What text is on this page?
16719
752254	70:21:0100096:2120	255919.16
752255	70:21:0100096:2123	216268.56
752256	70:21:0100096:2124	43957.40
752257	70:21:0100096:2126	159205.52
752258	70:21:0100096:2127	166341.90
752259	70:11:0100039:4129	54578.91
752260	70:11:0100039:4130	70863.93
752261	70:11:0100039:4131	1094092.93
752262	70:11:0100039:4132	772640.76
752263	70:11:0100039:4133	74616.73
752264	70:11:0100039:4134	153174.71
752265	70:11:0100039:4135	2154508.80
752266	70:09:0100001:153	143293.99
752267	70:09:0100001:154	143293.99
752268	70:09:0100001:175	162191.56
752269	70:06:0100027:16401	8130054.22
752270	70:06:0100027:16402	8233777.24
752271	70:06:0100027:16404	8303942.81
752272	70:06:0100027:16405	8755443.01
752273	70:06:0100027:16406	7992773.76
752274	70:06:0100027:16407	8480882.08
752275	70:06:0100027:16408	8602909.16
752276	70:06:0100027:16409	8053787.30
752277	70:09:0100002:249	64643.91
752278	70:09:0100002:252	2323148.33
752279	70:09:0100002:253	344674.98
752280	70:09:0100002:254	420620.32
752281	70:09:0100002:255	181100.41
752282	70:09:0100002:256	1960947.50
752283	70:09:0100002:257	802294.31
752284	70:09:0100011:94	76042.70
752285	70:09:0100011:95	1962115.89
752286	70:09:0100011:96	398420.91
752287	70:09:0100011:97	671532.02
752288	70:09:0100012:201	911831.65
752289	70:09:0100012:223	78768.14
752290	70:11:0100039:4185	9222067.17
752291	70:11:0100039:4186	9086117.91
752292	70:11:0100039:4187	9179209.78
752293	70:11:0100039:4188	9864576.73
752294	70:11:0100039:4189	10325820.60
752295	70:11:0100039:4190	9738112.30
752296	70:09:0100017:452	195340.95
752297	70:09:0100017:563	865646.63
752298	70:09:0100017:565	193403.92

...

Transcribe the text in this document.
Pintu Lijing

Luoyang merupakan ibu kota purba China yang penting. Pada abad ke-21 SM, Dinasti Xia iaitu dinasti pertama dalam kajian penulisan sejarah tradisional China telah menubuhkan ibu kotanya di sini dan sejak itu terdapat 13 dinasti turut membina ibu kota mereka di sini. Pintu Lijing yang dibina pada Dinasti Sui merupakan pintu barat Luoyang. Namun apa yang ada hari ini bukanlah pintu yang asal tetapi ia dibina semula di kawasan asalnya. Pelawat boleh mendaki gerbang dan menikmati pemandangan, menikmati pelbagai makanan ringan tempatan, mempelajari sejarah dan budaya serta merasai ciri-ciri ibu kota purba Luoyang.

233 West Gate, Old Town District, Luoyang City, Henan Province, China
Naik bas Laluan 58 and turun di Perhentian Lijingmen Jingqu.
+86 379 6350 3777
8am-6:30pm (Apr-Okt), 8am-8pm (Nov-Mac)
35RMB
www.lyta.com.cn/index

==

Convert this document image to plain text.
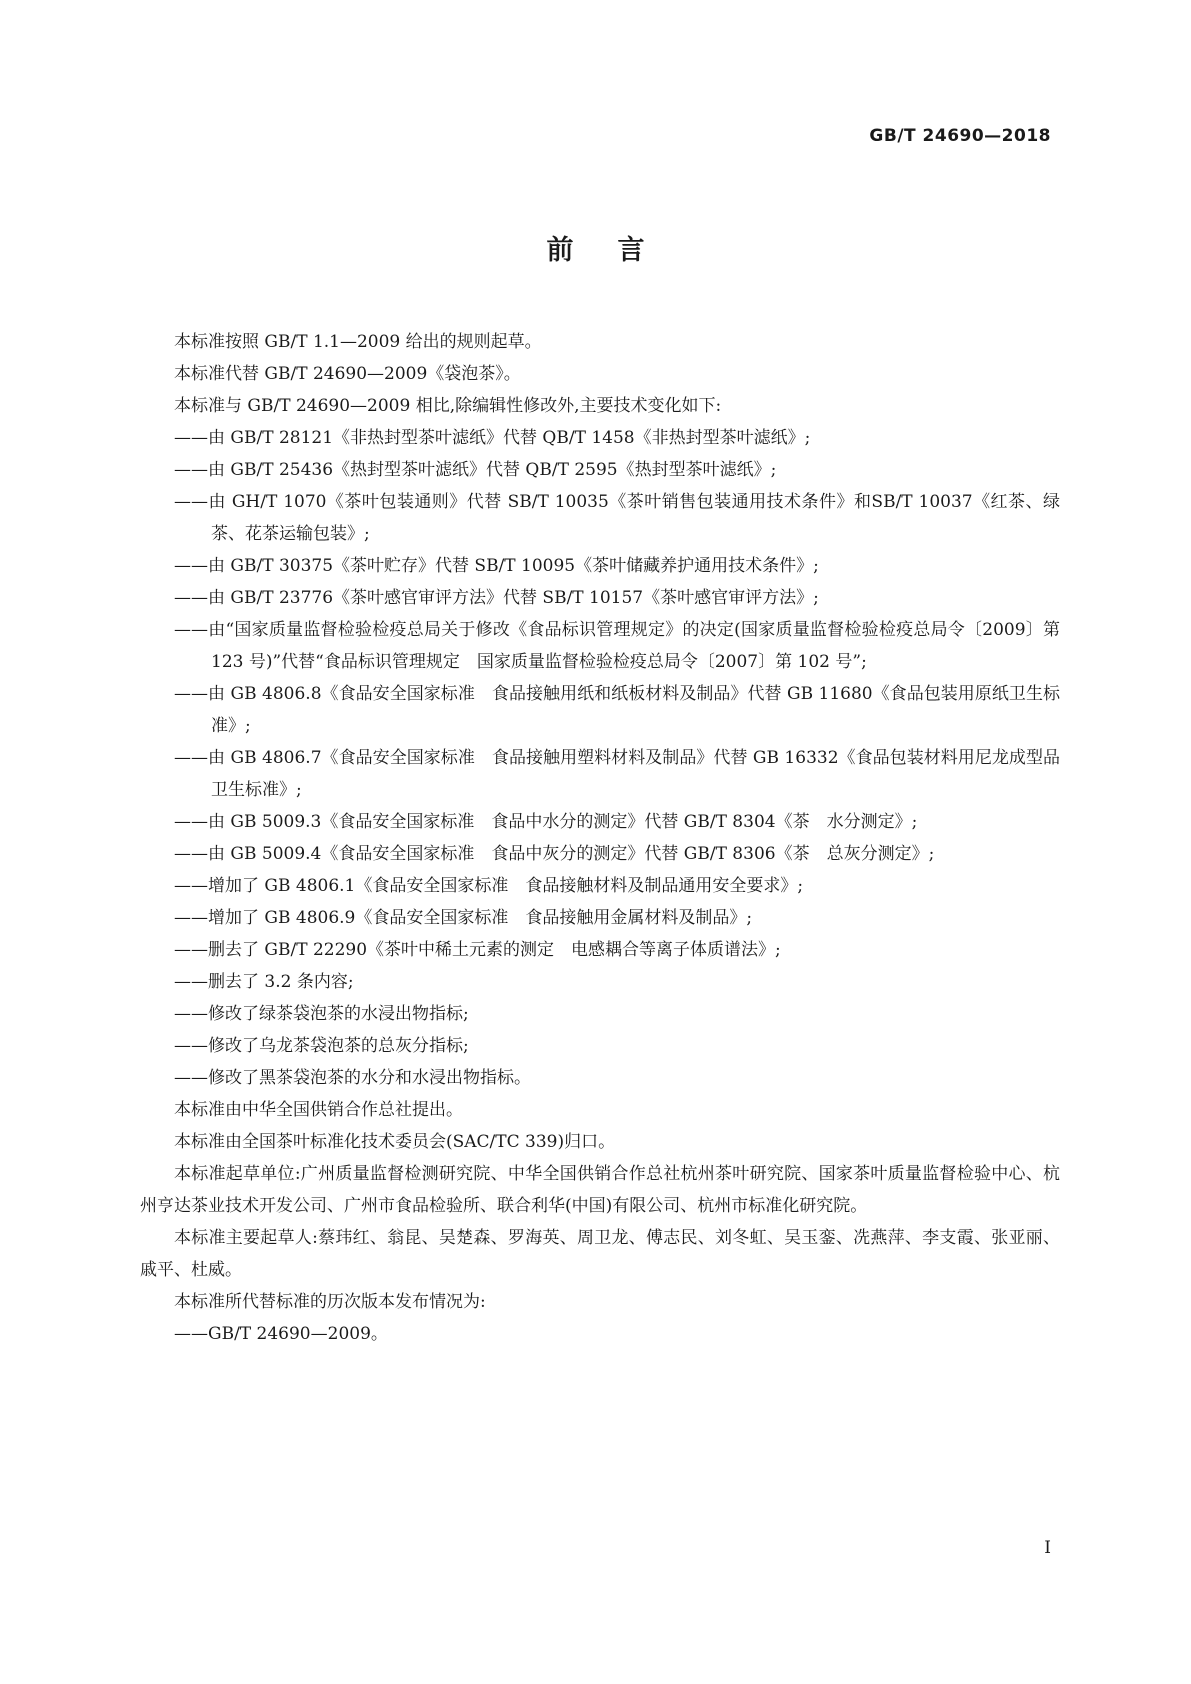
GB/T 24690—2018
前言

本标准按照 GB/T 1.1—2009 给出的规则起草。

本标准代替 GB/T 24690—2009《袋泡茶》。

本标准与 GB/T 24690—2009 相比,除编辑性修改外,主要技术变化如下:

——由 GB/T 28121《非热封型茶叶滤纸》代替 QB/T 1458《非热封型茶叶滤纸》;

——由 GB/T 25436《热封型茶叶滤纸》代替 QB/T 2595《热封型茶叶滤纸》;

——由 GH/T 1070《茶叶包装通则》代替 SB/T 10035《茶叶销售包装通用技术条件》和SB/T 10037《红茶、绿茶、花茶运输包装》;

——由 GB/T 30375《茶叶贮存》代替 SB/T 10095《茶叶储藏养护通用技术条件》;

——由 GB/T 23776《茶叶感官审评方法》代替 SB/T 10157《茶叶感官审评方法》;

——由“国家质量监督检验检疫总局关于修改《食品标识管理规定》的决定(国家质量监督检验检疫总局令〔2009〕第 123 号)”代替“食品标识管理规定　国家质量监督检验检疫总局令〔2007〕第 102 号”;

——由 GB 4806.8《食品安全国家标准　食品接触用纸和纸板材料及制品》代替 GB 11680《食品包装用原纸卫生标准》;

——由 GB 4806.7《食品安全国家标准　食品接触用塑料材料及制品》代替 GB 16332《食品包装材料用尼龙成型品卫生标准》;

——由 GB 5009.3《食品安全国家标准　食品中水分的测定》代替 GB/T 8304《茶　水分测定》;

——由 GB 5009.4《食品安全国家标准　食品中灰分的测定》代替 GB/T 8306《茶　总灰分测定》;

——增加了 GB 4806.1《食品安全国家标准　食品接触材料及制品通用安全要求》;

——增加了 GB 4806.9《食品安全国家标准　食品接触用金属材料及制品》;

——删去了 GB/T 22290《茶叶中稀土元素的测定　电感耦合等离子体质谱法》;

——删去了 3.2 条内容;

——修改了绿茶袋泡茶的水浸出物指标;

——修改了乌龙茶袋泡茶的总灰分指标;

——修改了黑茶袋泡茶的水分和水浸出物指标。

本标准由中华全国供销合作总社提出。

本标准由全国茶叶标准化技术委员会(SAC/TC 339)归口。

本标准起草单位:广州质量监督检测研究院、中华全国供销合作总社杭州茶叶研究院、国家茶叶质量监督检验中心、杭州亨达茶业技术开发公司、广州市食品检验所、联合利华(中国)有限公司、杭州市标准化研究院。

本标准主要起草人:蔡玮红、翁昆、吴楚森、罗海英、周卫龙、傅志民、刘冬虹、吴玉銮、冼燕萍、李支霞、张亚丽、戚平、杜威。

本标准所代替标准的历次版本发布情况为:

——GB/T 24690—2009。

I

(EXERCISE DESCRIPTION):
In the listing, find every line containing the word "text" and list it.

(EXERCISE RESPONSE):
What text is on this page?
Transcribe the text in this document.
Convert this document image to plain text.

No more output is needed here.